Text segment —

I'm afriad I don't know your horse and no nothing about branding - however I just want to say well done to you for giving this boy a chance.  He looks so much better in your 'after' posts.  I hope you manage for find the information you want - this thread has been so interesting to read - but if you don't then just enjoy him and let him know that not all humans will mistreat him and hopefully he can end his days with you and know that you loved him and appreciated him.  Well done.


----------



## FAYEFUDGE (20 December 2010)

Very interesting post, please keep us updated!
Your horse looks lovely, a real credit to you!


----------



## jaspejoo (20 December 2010)

it looks like the first freeze mark in the first picture is a loss of use L...which is supposed to be an (L) .. (i think!!)


----------



## appylass (20 December 2010)

jaspejoo said:



			it looks like the first freeze mark in the first picture is a loss of use L...which is supposed to be an (L) .. (i think!!)

Element and region data
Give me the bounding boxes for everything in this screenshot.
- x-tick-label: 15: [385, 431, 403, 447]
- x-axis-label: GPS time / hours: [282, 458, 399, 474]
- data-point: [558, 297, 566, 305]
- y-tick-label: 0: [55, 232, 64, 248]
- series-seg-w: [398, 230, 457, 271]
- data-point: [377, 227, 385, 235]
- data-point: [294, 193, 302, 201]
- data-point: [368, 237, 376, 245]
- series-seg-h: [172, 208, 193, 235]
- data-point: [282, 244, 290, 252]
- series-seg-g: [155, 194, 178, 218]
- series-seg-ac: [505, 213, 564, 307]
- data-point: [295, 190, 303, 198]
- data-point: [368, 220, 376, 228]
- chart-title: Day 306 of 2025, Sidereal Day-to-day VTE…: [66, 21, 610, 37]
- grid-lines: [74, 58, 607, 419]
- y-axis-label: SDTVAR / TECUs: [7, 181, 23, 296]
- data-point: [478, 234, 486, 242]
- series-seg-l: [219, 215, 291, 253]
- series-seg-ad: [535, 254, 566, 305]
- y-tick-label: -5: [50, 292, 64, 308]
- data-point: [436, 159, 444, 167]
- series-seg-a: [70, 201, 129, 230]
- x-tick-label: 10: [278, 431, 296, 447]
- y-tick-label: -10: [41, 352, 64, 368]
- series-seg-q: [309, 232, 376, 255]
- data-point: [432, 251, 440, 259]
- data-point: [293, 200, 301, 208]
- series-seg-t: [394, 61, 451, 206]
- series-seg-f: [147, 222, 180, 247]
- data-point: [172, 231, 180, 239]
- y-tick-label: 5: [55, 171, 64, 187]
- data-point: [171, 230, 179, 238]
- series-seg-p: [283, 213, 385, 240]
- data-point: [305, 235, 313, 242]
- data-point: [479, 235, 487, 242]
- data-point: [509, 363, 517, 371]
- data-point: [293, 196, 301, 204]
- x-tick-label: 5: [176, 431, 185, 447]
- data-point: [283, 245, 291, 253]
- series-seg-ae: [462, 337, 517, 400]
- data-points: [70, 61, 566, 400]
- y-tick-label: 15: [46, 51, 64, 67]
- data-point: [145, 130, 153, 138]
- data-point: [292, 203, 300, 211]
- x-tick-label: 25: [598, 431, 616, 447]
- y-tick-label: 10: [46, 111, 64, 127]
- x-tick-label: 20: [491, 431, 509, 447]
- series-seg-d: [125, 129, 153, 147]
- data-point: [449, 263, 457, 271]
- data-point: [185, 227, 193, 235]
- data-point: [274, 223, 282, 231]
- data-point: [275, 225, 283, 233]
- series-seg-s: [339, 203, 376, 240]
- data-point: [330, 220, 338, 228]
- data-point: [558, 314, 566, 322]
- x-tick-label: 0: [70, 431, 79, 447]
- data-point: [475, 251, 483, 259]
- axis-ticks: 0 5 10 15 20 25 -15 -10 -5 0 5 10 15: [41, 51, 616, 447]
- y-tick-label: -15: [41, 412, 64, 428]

Exercise requirements —
1. Answer these questions from the horse forum thread, one line for each:
(a) What does FAYEFUDGE ask the poster to do?
(b) What does jaspejoo say the first freeze mark in the first picture is?
(c) On what date did appylass post?
2. Name every username shown in a post header of the horse forum thread.
3. Extend the horse forum thread from the point where it stops.
The items bear no relation to the horse forum thread.

Answers to the problems —
1.
(a) Keep everyone updated.
(b) A loss of use L, which is supposed to be an (L).
(c) 20 December 2010.

2. FAYEFUDGE, jaspejoo, appylass

3.
		
Click to expand...

To me it doesn't look like a LOU mark. I have only ever had one horse myself who had a LOU mark done - it was an 'L' completely enclosed within a circle. I have seen others exactly the same. On the OP's horse, the 'L' seems to be inside brackets (for want of a better word) and they seem to have bits coming off them, like antlers maybe?


----------



## skychick (20 December 2010)

It doesnt look like the loss of use mark on farmkeys website

http://www.farmkey.co.uk/farmkey/index.php?option=com_content&task=view&id=37&Itemid=44


----------



## Caz89 (20 December 2010)

Well done with him! poor boy.. he is lucky to have found you! And It's not the end of the world if he does turn out to be over 20.... my boy is 21 (in the sig) and there is nothing I can't do with him


----------



## Tinypony (20 December 2010)

Sam, are you saying you brought him from Tom Bonner, in Darenth near Dartford?  I believe some of his horses are from the continent.


----------



## brighteyes (20 December 2010)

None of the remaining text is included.